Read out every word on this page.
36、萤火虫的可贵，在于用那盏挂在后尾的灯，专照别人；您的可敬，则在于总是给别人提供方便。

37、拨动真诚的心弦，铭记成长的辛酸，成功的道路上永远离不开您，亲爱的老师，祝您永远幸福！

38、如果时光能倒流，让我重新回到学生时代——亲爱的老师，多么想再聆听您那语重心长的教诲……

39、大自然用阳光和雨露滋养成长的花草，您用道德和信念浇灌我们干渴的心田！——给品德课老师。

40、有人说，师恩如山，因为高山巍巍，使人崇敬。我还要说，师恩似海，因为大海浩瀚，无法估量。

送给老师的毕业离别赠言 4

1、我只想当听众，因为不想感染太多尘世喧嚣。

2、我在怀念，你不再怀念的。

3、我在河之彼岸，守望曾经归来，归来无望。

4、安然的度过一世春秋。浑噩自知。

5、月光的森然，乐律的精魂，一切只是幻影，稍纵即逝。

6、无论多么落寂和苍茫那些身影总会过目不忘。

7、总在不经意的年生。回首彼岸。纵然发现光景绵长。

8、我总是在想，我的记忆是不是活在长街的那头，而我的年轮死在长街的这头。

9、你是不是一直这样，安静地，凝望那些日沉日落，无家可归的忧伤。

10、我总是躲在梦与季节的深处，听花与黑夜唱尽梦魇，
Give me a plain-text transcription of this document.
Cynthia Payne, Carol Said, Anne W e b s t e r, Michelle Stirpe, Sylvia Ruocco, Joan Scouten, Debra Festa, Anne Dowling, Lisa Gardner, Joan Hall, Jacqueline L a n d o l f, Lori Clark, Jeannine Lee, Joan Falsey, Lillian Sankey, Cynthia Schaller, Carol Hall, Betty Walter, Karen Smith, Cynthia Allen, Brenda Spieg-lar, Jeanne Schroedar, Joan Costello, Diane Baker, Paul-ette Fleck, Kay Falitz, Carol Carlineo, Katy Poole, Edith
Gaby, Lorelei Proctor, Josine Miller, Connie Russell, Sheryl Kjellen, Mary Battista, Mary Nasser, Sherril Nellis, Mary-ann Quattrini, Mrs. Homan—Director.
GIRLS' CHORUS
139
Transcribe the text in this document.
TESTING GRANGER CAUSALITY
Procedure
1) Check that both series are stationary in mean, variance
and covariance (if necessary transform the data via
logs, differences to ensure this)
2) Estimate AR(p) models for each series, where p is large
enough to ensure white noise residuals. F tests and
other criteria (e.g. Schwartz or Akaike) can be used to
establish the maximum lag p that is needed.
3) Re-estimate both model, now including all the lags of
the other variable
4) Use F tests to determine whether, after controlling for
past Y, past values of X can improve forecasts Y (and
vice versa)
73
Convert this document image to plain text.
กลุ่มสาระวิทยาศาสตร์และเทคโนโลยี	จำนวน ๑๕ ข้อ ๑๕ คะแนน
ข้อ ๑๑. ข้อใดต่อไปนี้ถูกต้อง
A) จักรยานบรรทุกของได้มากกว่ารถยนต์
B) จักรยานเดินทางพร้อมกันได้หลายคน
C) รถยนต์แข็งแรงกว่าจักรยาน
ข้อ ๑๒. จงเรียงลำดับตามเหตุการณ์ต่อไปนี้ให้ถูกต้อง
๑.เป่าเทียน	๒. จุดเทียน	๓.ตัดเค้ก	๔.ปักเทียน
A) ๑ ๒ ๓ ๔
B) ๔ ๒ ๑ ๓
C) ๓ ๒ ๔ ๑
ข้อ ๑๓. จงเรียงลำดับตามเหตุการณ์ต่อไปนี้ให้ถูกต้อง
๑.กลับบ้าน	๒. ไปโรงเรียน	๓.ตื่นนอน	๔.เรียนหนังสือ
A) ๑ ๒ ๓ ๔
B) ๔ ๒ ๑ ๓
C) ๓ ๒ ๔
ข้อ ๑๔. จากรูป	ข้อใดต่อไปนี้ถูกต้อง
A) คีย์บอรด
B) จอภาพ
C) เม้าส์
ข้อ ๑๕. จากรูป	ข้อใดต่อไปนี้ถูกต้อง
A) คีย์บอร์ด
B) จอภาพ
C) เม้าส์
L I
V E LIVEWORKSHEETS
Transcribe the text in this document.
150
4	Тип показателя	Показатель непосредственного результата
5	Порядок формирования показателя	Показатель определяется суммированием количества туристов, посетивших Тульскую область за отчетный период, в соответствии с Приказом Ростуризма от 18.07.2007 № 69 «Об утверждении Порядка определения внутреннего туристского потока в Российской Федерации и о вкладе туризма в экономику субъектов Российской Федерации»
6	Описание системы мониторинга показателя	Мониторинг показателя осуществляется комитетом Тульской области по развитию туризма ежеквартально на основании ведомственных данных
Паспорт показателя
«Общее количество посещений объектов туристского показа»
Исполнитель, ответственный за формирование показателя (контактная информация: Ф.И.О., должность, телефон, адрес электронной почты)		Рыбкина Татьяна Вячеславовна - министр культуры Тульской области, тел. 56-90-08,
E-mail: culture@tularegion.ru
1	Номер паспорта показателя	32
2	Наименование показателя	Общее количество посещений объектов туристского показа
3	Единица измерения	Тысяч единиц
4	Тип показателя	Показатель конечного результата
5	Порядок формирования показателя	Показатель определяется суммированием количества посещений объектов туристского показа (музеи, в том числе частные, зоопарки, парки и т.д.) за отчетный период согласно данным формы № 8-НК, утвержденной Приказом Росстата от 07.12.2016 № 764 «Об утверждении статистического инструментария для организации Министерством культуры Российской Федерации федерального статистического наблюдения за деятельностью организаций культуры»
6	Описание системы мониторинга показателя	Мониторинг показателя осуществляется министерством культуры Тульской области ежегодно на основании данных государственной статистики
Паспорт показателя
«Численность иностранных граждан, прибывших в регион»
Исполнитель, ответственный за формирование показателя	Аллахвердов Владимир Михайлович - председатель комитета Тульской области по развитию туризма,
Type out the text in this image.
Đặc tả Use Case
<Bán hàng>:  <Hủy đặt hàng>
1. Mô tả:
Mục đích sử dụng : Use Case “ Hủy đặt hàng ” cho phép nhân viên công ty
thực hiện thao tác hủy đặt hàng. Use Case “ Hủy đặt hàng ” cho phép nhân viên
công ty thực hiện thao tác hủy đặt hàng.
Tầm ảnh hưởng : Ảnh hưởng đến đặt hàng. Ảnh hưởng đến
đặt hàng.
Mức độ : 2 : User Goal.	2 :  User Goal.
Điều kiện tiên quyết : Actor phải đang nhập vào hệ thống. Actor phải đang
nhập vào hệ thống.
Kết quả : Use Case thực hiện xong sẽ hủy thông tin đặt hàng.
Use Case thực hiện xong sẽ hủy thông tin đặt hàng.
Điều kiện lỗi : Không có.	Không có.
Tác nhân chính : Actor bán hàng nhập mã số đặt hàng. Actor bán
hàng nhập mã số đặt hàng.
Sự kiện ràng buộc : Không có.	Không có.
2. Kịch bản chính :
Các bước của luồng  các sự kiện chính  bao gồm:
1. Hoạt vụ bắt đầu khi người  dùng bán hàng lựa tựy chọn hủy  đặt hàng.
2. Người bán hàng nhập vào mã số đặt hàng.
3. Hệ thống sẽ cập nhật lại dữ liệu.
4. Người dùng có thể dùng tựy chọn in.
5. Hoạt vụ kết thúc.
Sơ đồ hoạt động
■ ■ ■ ■
— Given task —
Copy out the material word for word and line for line.

— Problem solution —
Read out every word on this page.
36、萤火虫的可贵，在于用那盏挂在后尾的灯，专照别人；您的可敬，则在于总是给别人提供方便。

37、拨动真诚的心弦，铭记成长的辛酸，成功的道路上永远离不开您，亲爱的老师，祝您永远幸福！

38、如果时光能倒流，让我重新回到学生时代——亲爱的老师，多么想再聆听您那语重心长的教诲……

39、大自然用阳光和雨露滋养成长的花草，您用道德和信念浇灌我们干渴的心田！——给品德课老师。

40、有人说，师恩如山，因为高山巍巍，使人崇敬。我还要说，师恩似海，因为大海浩瀚，无法估量。

送给老师的毕业离别赠言 4

1、我只想当听众，因为不想感染太多尘世喧嚣。

2、我在怀念，你不再怀念的。

3、我在河之彼岸，守望曾经归来，归来无望。

4、安然的度过一世春秋。浑噩自知。

5、月光的森然，乐律的精魂，一切只是幻影，稍纵即逝。

6、无论多么落寂和苍茫那些身影总会过目不忘。

7、总在不经意的年生。回首彼岸。纵然发现光景绵长。

8、我总是在想，我的记忆是不是活在长街的那头，而我的年轮死在长街的这头。

9、你是不是一直这样，安静地，凝望那些日沉日落，无家可归的忧伤。

10、我总是躲在梦与季节的深处，听花与黑夜唱尽梦魇，
Give me a plain-text transcription of this document.
Cynthia Payne, Carol Said, Anne W e b s t e r, Michelle Stirpe, Sylvia Ruocco, Joan Scouten, Debra Festa, Anne Dowling, Lisa Gardner, Joan Hall, Jacqueline L a n d o l f, Lori Clark, Jeannine Lee, Joan Falsey, Lillian Sankey, Cynthia Schaller, Carol Hall, Betty Walter, Karen Smith, Cynthia Allen, Brenda Spieg-lar, Jeanne Schroedar, Joan Costello, Diane Baker, Paul-ette Fleck, Kay Falitz, Carol Carlineo, Katy Poole, Edith
Gaby, Lorelei Proctor, Josine Miller, Connie Russell, Sheryl Kjellen, Mary Battista, Mary Nasser, Sherril Nellis, Mary-ann Quattrini, Mrs. Homan—Director.
GIRLS' CHORUS
139
Transcribe the text in this document.
TESTING GRANGER CAUSALITY
Procedure
1) Check that both series are stationary in mean, variance
and covariance (if necessary transform the data via
logs, differences to ensure this)
2) Estimate AR(p) models for each series, where p is large
enough to ensure white noise residuals. F tests and
other criteria (e.g. Schwartz or Akaike) can be used to
establish the maximum lag p that is needed.
3) Re-estimate both model, now including all the lags of
the other variable
4) Use F tests to determine whether, after controlling for
past Y, past values of X can improve forecasts Y (and
vice versa)
73
Convert this document image to plain text.
กลุ่มสาระวิทยาศาสตร์และเทคโนโลยี	จำนวน ๑๕ ข้อ ๑๕ คะแนน
ข้อ ๑๑. ข้อใดต่อไปนี้ถูกต้อง
A) จักรยานบรรทุกของได้มากกว่ารถยนต์
B) จักรยานเดินทางพร้อมกันได้หลายคน
C) รถยนต์แข็งแรงกว่าจักรยาน
ข้อ ๑๒. จงเรียงลำดับตามเหตุการณ์ต่อไปนี้ให้ถูกต้อง
๑.เป่าเทียน	๒. จุดเทียน	๓.ตัดเค้ก	๔.ปักเทียน
A) ๑ ๒ ๓ ๔
B) ๔ ๒ ๑ ๓
C) ๓ ๒ ๔ ๑
ข้อ ๑๓. จงเรียงลำดับตามเหตุการณ์ต่อไปนี้ให้ถูกต้อง
๑.กลับบ้าน	๒. ไปโรงเรียน	๓.ตื่นนอน	๔.เรียนหนังสือ
A) ๑ ๒ ๓ ๔
B) ๔ ๒ ๑ ๓
C) ๓ ๒ ๔
ข้อ ๑๔. จากรูป	ข้อใดต่อไปนี้ถูกต้อง
A) คีย์บอรด
B) จอภาพ
C) เม้าส์
ข้อ ๑๕. จากรูป	ข้อใดต่อไปนี้ถูกต้อง
A) คีย์บอร์ด
B) จอภาพ
C) เม้าส์
L I
V E LIVEWORKSHEETS
Transcribe the text in this document.
150
4	Тип показателя	Показатель непосредственного результата
5	Порядок формирования показателя	Показатель определяется суммированием количества туристов, посетивших Тульскую область за отчетный период, в соответствии с Приказом Ростуризма от 18.07.2007 № 69 «Об утверждении Порядка определения внутреннего туристского потока в Российской Федерации и о вкладе туризма в экономику субъектов Российской Федерации»
6	Описание системы мониторинга показателя	Мониторинг показателя осуществляется комитетом Тульской области по развитию туризма ежеквартально на основании ведомственных данных
Паспорт показателя
«Общее количество посещений объектов туристского показа»
Исполнитель, ответственный за формирование показателя (контактная информация: Ф.И.О., должность, телефон, адрес электронной почты)		Рыбкина Татьяна Вячеславовна - министр культуры Тульской области, тел. 56-90-08,
E-mail: culture@tularegion.ru
1	Номер паспорта показателя	32
2	Наименование показателя	Общее количество посещений объектов туристского показа
3	Единица измерения	Тысяч единиц
4	Тип показателя	Показатель конечного результата
5	Порядок формирования показателя	Показатель определяется суммированием количества посещений объектов туристского показа (музеи, в том числе частные, зоопарки, парки и т.д.) за отчетный период согласно данным формы № 8-НК, утвержденной Приказом Росстата от 07.12.2016 № 764 «Об утверждении статистического инструментария для организации Министерством культуры Российской Федерации федерального статистического наблюдения за деятельностью организаций культуры»
6	Описание системы мониторинга показателя	Мониторинг показателя осуществляется министерством культуры Тульской области ежегодно на основании данных государственной статистики
Паспорт показателя
«Численность иностранных граждан, прибывших в регион»
Исполнитель, ответственный за формирование показателя	Аллахвердов Владимир Михайлович - председатель комитета Тульской области по развитию туризма,
Type out the text in this image.
Đặc tả Use Case
<Bán hàng>:  <Hủy đặt hàng>
1. Mô tả:
Mục đích sử dụng : Use Case “ Hủy đặt hàng ” cho phép nhân viên công ty
thực hiện thao tác hủy đặt hàng. Use Case “ Hủy đặt hàng ” cho phép nhân viên
công ty thực hiện thao tác hủy đặt hàng.
Tầm ảnh hưởng : Ảnh hưởng đến đặt hàng. Ảnh hưởng đến
đặt hàng.
Mức độ : 2 : User Goal.	2 :  User Goal.
Điều kiện tiên quyết : Actor phải đang nhập vào hệ thống. Actor phải đang
nhập vào hệ thống.
Kết quả : Use Case thực hiện xong sẽ hủy thông tin đặt hàng.
Use Case thực hiện xong sẽ hủy thông tin đặt hàng.
Điều kiện lỗi : Không có.	Không có.
Tác nhân chính : Actor bán hàng nhập mã số đặt hàng. Actor bán
hàng nhập mã số đặt hàng.
Sự kiện ràng buộc : Không có.	Không có.
2. Kịch bản chính :
Các bước của luồng  các sự kiện chính  bao gồm:
1. Hoạt vụ bắt đầu khi người  dùng bán hàng lựa tựy chọn hủy  đặt hàng.
2. Người bán hàng nhập vào mã số đặt hàng.
3. Hệ thống sẽ cập nhật lại dữ liệu.
4. Người dùng có thể dùng tựy chọn in.
5. Hoạt vụ kết thúc.
Sơ đồ hoạt động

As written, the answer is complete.